(Stored dataset items)
• • • •
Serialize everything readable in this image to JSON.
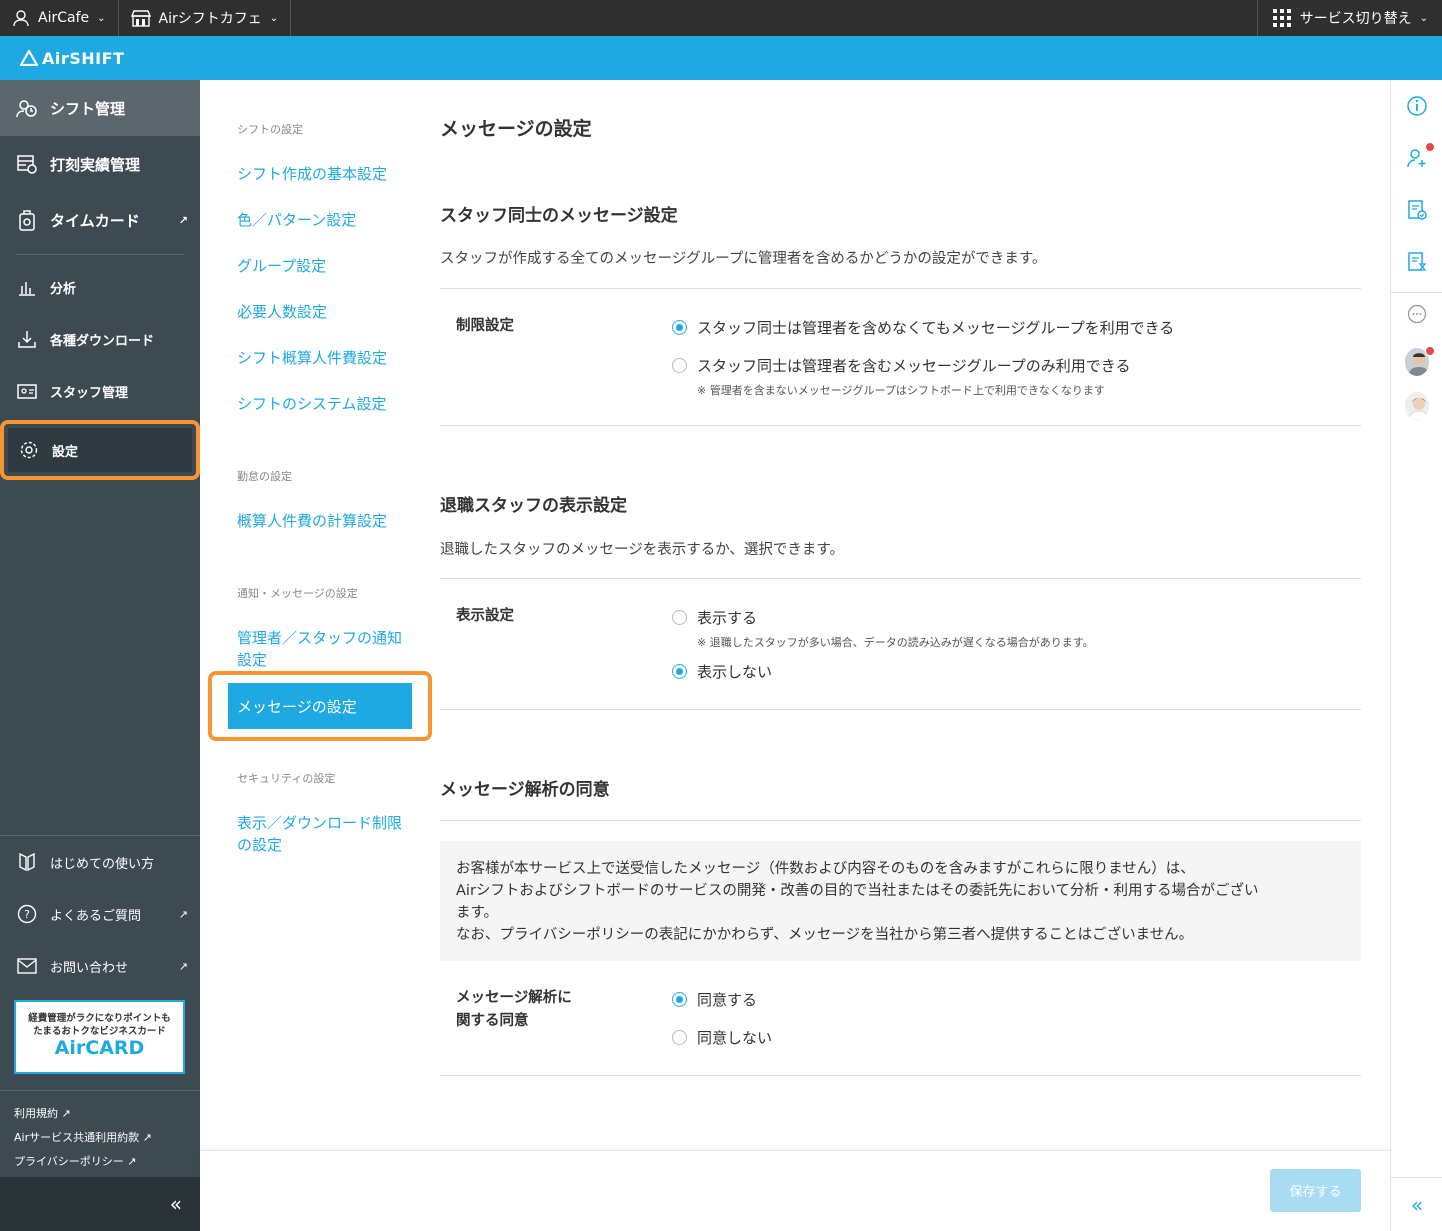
{
  "topbar": {
    "account": "AirCafe",
    "store": "Airシフトカフェ",
    "service_switch": "サービス切り替え"
  },
  "brand": {
    "name": "AirSHIFT"
  },
  "sidebar": {
    "main_items": [
      {
        "label": "シフト管理"
      },
      {
        "label": "打刻実績管理"
      },
      {
        "label": "タイムカード"
      }
    ],
    "sub_items": [
      {
        "label": "分析"
      },
      {
        "label": "各種ダウンロード"
      },
      {
        "label": "スタッフ管理"
      },
      {
        "label": "設定"
      }
    ],
    "help_items": [
      {
        "label": "はじめての使い方"
      },
      {
        "label": "よくあるご質問"
      },
      {
        "label": "お問い合わせ"
      }
    ],
    "aircard": {
      "line1": "経費管理がラクになりポイントも",
      "line2": "たまるおトクなビジネスカード",
      "logo": "AirCARD"
    },
    "legal": [
      "利用規約",
      "Airサービス共通利用約款",
      "プライバシーポリシー"
    ],
    "collapse": "«"
  },
  "subnav": {
    "groups": [
      {
        "title": "シフトの設定",
        "links": [
          "シフト作成の基本設定",
          "色／パターン設定",
          "グループ設定",
          "必要人数設定",
          "シフト概算人件費設定",
          "シフトのシステム設定"
        ]
      },
      {
        "title": "勤怠の設定",
        "links": [
          "概算人件費の計算設定"
        ]
      },
      {
        "title": "通知・メッセージの設定",
        "links": [
          "管理者／スタッフの通知設定",
          "メッセージの設定"
        ]
      },
      {
        "title": "セキュリティの設定",
        "links": [
          "表示／ダウンロード制限の設定"
        ]
      }
    ]
  },
  "main": {
    "title": "メッセージの設定",
    "section1": {
      "title": "スタッフ同士のメッセージ設定",
      "desc": "スタッフが作成する全てのメッセージグループに管理者を含めるかどうかの設定ができます。",
      "label": "制限設定",
      "options": [
        "スタッフ同士は管理者を含めなくてもメッセージグループを利用できる",
        "スタッフ同士は管理者を含むメッセージグループのみ利用できる"
      ],
      "selected": 0,
      "note": "※ 管理者を含まないメッセージグループはシフトボード上で利用できなくなります"
    },
    "section2": {
      "title": "退職スタッフの表示設定",
      "desc": "退職したスタッフのメッセージを表示するか、選択できます。",
      "label": "表示設定",
      "options": [
        "表示する",
        "表示しない"
      ],
      "selected": 1,
      "note": "※ 退職したスタッフが多い場合、データの読み込みが遅くなる場合があります。"
    },
    "section3": {
      "title": "メッセージ解析の同意",
      "consent_lines": [
        "お客様が本サービス上で送受信したメッセージ（件数および内容そのものを含みますがこれらに限りません）は、",
        "Airシフトおよびシフトボードのサービスの開発・改善の目的で当社またはその委託先において分析・利用する場合がござい",
        "ます。",
        "なお、プライバシーポリシーの表記にかかわらず、メッセージを当社から第三者へ提供することはございません。"
      ],
      "label_line1": "メッセージ解析に",
      "label_line2": "関する同意",
      "options": [
        "同意する",
        "同意しない"
      ],
      "selected": 0
    },
    "save_button": "保存する"
  },
  "rightbar": {
    "collapse": "«"
  },
  "colors": {
    "accent": "#1fa9e3",
    "highlight": "#f79633",
    "sidebar": "#3d4a52"
  }
}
• • • •
Repeat each entry exactly. Pictures do not belong in the copy.

● OUTPUT FOR THIS EXERCISE:
Serialize everything readable in this image to JSON.
{
  "topbar": {
    "account": "AirCafe",
    "store": "Airシフトカフェ",
    "service_switch": "サービス切り替え"
  },
  "brand": {
    "name": "AirSHIFT"
  },
  "sidebar": {
    "main_items": [
      {
        "label": "シフト管理"
      },
      {
        "label": "打刻実績管理"
      },
      {
        "label": "タイムカード"
      }
    ],
    "sub_items": [
      {
        "label": "分析"
      },
      {
        "label": "各種ダウンロード"
      },
      {
        "label": "スタッフ管理"
      },
      {
        "label": "設定"
      }
    ],
    "help_items": [
      {
        "label": "はじめての使い方"
      },
      {
        "label": "よくあるご質問"
      },
      {
        "label": "お問い合わせ"
      }
    ],
    "aircard": {
      "line1": "経費管理がラクになりポイントも",
      "line2": "たまるおトクなビジネスカード",
      "logo": "AirCARD"
    },
    "legal": [
      "利用規約",
      "Airサービス共通利用約款",
      "プライバシーポリシー"
    ],
    "collapse": "«"
  },
  "subnav": {
    "groups": [
      {
        "title": "シフトの設定",
        "links": [
          "シフト作成の基本設定",
          "色／パターン設定",
          "グループ設定",
          "必要人数設定",
          "シフト概算人件費設定",
          "シフトのシステム設定"
        ]
      },
      {
        "title": "勤怠の設定",
        "links": [
          "概算人件費の計算設定"
        ]
      },
      {
        "title": "通知・メッセージの設定",
        "links": [
          "管理者／スタッフの通知設定",
          "メッセージの設定"
        ]
      },
      {
        "title": "セキュリティの設定",
        "links": [
          "表示／ダウンロード制限の設定"
        ]
      }
    ]
  },
  "main": {
    "title": "メッセージの設定",
    "section1": {
      "title": "スタッフ同士のメッセージ設定",
      "desc": "スタッフが作成する全てのメッセージグループに管理者を含めるかどうかの設定ができます。",
      "label": "制限設定",
      "options": [
        "スタッフ同士は管理者を含めなくてもメッセージグループを利用できる",
        "スタッフ同士は管理者を含むメッセージグループのみ利用できる"
      ],
      "selected": 0,
      "note": "※ 管理者を含まないメッセージグループはシフトボード上で利用できなくなります"
    },
    "section2": {
      "title": "退職スタッフの表示設定",
      "desc": "退職したスタッフのメッセージを表示するか、選択できます。",
      "label": "表示設定",
      "options": [
        "表示する",
        "表示しない"
      ],
      "selected": 1,
      "note": "※ 退職したスタッフが多い場合、データの読み込みが遅くなる場合があります。"
    },
    "section3": {
      "title": "メッセージ解析の同意",
      "consent_lines": [
        "お客様が本サービス上で送受信したメッセージ（件数および内容そのものを含みますがこれらに限りません）は、",
        "Airシフトおよびシフトボードのサービスの開発・改善の目的で当社またはその委託先において分析・利用する場合がござい",
        "ます。",
        "なお、プライバシーポリシーの表記にかかわらず、メッセージを当社から第三者へ提供することはございません。"
      ],
      "label_line1": "メッセージ解析に",
      "label_line2": "関する同意",
      "options": [
        "同意する",
        "同意しない"
      ],
      "selected": 0
    },
    "save_button": "保存する"
  },
  "rightbar": {
    "collapse": "«"
  },
  "colors": {
    "accent": "#1fa9e3",
    "highlight": "#f79633",
    "sidebar": "#3d4a52"
  }
}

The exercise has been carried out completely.